TASK TO COMPLETE:
Provide the number of lines where the word "обучающегося" occurs, and no other text.

RECORDED DATA:
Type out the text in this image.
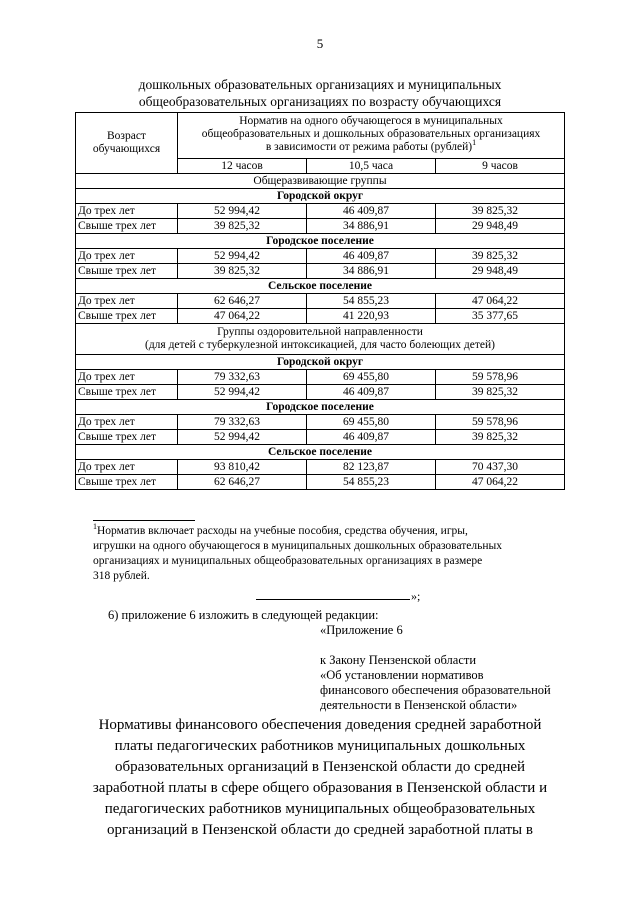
5
дошкольных образовательных организациях и муниципальных
общеобразовательных организациях по возрасту обучающихся
Возраст
обучающихся	Норматив на одного обучающегося в муниципальных
общеобразовательных и дошкольных образовательных организациях
в зависимости от режима работы (рублей)$^1$
	12 часов	10,5 часа	9 часов
Общеразвивающие группы			
Городской округ			
До трех лет	52 994,42	46 409,87	39 825,32
Свыше трех лет	39 825,32	34 886,91	29 948,49
Городское поселение			
До трех лет	52 994,42	46 409,87	39 825,32
Свыше трех лет	39 825,32	34 886,91	29 948,49
Сельское поселение			
До трех лет	62 646,27	54 855,23	47 064,22
Свыше трех лет	47 064,22	41 220,93	35 377,65
Группы оздоровительной направленности
(для детей с туберкулезной интоксикацией, для часто болеющих детей)			
Городской округ			
До трех лет	79 332,63	69 455,80	59 578,96
Свыше трех лет	52 994,42	46 409,87	39 825,32
Городское поселение			
До трех лет	79 332,63	69 455,80	59 578,96
Свыше трех лет	52 994,42	46 409,87	39 825,32
Сельское поселение			
До трех лет	93 810,42	82 123,87	70 437,30
Свыше трех лет	62 646,27	54 855,23	47 064,22
$^1$Норматив включает расходы на учебные пособия, средства обучения, игры,
игрушки на одного обучающегося в муниципальных дошкольных образовательных
организациях и муниципальных общеобразовательных организациях в размере
318 рублей.
»;
6) приложение 6 изложить в следующей редакции:
«Приложение 6
к Закону Пензенской области
«Об установлении нормативов
финансового обеспечения образовательной
деятельности в Пензенской области»
Нормативы финансового обеспечения доведения средней заработной
платы педагогических работников муниципальных дошкольных
образовательных организаций в Пензенской области до средней
заработной платы в сфере общего образования в Пензенской области и
педагогических работников муниципальных общеобразовательных
организаций в Пензенской области до средней заработной платы в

SOLUTION TO THE EXERCISE:
2